Requirement:
Take every line from the listing below that includes "heading" and copy it.

**** Information given ****

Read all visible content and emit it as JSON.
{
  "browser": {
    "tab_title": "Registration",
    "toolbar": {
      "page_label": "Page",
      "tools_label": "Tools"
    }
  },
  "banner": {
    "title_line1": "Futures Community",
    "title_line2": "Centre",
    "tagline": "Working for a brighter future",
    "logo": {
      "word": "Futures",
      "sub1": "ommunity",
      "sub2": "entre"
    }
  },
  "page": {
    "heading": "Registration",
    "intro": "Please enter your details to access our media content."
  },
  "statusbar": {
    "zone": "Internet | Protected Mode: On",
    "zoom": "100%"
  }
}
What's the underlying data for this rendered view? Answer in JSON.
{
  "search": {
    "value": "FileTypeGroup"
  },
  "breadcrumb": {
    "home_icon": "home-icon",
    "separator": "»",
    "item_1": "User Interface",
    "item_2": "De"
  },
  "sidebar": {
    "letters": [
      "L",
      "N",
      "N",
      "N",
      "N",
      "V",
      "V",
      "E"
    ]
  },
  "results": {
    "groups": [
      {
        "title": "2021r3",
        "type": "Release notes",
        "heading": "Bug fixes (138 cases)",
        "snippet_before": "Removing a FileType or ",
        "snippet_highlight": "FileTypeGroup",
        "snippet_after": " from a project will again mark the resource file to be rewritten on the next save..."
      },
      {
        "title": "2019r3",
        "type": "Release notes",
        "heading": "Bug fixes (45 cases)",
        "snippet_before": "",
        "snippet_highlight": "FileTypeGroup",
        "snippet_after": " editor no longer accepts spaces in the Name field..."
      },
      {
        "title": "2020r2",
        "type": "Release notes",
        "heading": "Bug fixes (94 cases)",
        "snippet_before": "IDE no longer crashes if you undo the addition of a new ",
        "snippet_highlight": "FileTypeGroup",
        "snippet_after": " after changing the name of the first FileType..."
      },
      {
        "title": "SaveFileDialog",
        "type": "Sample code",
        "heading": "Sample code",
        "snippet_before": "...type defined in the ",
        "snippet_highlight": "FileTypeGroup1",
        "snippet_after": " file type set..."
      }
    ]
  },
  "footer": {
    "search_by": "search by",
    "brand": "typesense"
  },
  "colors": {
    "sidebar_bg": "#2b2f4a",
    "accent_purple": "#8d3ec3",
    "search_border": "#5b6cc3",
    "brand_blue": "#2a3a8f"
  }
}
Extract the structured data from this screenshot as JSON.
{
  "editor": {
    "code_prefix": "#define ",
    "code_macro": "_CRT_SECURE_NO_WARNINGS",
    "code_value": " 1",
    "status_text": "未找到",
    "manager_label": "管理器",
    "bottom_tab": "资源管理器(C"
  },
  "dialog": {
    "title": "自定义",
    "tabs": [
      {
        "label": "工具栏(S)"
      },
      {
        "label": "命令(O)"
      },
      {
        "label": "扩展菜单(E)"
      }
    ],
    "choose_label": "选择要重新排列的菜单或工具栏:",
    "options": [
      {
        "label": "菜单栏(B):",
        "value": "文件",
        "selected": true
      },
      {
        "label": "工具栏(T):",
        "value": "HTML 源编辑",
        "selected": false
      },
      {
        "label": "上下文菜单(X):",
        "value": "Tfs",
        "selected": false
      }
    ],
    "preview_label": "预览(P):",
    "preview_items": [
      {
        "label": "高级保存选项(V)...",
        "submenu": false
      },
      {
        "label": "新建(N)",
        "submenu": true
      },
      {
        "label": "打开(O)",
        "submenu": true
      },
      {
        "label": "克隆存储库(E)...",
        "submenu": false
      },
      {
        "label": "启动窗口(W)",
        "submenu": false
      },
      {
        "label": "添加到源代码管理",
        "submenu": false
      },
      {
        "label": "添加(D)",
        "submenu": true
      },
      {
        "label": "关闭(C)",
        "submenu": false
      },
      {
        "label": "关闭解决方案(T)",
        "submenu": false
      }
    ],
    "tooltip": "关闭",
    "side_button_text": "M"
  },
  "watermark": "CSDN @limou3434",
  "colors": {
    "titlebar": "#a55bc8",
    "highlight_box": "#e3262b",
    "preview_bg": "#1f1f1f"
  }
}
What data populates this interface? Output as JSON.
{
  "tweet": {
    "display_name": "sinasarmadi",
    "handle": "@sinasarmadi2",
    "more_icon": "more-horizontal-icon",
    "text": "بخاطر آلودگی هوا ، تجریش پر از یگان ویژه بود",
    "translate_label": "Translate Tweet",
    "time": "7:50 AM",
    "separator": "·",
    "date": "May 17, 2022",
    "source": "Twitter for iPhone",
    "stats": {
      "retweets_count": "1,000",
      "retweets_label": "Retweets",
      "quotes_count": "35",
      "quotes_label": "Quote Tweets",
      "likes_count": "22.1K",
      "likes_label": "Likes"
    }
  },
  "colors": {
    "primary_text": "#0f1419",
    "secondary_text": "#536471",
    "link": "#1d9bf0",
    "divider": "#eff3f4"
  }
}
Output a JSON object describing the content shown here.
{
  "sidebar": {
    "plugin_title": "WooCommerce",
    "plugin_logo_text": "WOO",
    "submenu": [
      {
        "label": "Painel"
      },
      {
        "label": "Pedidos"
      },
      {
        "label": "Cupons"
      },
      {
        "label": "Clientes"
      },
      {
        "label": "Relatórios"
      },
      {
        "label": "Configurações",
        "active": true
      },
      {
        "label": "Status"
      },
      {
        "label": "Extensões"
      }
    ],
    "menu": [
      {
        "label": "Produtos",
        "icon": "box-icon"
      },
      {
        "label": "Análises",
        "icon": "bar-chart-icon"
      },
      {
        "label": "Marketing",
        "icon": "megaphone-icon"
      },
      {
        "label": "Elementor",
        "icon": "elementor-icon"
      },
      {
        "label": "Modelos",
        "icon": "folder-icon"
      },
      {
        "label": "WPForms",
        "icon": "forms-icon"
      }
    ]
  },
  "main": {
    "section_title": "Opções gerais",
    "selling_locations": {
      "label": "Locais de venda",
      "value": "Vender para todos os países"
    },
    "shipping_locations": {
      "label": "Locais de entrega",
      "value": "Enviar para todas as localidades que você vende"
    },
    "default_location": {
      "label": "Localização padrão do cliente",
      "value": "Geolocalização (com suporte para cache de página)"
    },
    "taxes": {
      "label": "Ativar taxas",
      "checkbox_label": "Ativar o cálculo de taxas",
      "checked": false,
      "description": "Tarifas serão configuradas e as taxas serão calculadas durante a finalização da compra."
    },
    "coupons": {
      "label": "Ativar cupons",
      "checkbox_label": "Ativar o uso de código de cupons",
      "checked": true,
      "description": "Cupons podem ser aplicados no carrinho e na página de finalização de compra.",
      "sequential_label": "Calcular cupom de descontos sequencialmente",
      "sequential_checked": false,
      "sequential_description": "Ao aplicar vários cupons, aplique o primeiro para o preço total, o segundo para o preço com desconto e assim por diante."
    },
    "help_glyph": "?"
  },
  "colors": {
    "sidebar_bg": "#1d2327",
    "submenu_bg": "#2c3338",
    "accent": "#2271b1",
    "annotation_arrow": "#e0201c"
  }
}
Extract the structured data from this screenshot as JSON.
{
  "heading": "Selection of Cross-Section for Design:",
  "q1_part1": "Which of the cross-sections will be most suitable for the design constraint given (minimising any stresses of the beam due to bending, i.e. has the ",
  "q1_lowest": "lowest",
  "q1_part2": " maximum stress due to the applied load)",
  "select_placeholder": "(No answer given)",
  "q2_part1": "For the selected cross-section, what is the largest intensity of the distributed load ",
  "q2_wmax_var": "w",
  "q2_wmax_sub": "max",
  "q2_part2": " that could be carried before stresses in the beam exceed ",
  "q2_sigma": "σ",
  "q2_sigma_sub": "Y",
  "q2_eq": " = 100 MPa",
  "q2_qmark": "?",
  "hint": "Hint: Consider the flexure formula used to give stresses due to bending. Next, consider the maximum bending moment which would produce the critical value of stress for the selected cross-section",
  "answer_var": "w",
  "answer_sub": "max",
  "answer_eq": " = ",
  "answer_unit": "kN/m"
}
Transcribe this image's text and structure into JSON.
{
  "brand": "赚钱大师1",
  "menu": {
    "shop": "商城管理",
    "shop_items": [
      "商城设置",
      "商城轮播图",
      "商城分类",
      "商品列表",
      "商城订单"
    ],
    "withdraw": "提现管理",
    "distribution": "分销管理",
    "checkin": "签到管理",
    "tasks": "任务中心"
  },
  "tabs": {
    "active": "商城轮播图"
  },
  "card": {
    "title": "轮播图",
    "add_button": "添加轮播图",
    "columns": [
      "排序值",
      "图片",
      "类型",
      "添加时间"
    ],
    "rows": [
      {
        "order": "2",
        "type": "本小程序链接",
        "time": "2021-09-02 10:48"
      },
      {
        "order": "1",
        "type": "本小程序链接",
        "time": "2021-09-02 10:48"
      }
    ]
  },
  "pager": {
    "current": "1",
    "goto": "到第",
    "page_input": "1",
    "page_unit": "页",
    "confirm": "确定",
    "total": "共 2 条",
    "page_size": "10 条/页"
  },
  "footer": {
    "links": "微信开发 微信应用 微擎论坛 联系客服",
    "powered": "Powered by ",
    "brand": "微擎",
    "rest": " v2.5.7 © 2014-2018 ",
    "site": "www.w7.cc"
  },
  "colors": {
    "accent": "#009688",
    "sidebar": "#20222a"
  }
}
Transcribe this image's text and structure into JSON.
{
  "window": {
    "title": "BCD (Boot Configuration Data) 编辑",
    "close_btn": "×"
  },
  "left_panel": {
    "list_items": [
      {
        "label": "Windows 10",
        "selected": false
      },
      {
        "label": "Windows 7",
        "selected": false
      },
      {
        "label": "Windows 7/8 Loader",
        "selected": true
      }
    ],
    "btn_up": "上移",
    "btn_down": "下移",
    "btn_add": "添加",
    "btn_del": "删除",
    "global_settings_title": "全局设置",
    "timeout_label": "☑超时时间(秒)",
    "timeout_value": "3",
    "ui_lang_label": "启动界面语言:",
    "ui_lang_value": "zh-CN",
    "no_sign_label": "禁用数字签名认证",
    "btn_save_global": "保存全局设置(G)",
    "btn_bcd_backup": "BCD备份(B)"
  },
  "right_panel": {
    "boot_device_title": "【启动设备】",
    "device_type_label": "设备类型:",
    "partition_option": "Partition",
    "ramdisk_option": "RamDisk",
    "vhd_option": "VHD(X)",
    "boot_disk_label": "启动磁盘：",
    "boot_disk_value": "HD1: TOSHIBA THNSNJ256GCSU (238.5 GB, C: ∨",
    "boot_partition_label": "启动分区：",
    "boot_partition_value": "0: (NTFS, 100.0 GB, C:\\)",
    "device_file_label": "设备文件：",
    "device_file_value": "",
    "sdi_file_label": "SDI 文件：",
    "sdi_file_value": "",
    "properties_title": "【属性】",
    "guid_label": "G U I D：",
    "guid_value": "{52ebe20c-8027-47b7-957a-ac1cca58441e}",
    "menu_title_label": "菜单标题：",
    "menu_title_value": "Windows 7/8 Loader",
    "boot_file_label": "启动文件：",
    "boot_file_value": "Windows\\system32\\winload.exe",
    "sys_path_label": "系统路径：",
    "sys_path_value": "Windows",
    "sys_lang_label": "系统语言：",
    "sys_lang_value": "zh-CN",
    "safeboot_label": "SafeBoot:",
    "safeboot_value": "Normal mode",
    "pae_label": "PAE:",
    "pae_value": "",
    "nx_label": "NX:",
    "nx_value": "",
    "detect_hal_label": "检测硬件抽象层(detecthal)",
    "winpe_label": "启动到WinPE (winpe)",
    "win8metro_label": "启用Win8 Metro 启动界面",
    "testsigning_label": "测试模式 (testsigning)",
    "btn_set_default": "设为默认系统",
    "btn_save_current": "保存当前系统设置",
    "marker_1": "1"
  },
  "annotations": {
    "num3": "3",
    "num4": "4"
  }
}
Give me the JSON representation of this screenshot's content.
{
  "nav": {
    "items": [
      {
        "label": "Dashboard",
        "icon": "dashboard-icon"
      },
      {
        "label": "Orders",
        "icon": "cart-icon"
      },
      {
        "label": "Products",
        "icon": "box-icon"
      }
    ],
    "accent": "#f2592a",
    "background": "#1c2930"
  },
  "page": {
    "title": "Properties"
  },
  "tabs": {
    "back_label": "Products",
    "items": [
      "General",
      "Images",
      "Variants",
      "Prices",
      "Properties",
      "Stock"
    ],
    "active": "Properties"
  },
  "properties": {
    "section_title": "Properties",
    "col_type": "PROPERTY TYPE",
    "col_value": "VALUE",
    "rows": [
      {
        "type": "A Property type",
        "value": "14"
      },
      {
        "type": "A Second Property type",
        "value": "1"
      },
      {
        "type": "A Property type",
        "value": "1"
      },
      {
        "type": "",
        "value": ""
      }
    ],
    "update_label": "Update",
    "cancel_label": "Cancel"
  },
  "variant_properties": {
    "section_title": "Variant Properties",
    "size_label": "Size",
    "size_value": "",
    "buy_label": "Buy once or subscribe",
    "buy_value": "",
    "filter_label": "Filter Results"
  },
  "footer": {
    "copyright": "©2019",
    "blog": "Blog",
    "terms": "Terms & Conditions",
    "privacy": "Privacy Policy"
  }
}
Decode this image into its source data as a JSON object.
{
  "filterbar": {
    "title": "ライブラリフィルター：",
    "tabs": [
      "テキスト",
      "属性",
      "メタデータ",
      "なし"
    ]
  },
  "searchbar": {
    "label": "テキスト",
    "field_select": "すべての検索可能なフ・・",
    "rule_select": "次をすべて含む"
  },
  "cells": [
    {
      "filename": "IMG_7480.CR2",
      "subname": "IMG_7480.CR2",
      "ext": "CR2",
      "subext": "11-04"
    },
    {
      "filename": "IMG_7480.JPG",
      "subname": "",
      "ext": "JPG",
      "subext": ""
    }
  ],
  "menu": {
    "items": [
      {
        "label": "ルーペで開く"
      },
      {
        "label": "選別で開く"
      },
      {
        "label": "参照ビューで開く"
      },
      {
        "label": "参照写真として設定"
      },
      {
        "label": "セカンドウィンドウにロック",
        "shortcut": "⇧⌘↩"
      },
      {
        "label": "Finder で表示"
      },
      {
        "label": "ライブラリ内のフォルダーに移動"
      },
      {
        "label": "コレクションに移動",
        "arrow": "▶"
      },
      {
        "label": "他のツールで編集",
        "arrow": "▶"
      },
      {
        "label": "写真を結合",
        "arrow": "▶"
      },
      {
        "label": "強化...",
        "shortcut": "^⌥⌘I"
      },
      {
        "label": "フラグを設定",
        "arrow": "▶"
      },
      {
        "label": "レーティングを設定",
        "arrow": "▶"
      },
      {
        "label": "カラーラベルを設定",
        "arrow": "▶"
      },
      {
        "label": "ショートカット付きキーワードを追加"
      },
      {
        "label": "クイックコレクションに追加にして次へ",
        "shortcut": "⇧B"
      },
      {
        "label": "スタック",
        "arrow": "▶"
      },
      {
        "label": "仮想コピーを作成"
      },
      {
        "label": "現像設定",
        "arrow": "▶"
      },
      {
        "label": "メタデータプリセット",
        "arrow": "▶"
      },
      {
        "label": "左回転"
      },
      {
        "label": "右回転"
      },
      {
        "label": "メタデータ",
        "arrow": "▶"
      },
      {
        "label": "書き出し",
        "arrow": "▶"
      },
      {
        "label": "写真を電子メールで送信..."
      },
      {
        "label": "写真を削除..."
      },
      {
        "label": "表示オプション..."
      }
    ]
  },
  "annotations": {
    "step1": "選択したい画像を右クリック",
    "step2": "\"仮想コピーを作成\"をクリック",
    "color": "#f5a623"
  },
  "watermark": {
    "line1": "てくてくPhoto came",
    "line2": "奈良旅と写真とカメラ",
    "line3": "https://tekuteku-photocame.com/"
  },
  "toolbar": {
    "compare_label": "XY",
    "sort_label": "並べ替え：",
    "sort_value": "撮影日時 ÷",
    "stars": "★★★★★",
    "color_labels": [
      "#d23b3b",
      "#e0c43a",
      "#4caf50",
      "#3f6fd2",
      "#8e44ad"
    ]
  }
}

****

Reply to the exercise:
    "heading": "Registration",
        "heading": "Bug fixes (138 cases)",
        "heading": "Bug fixes (45 cases)",
        "heading": "Bug fixes (94 cases)",
        "heading": "Sample code",
  "heading": "Selection of Cross-Section for Design:",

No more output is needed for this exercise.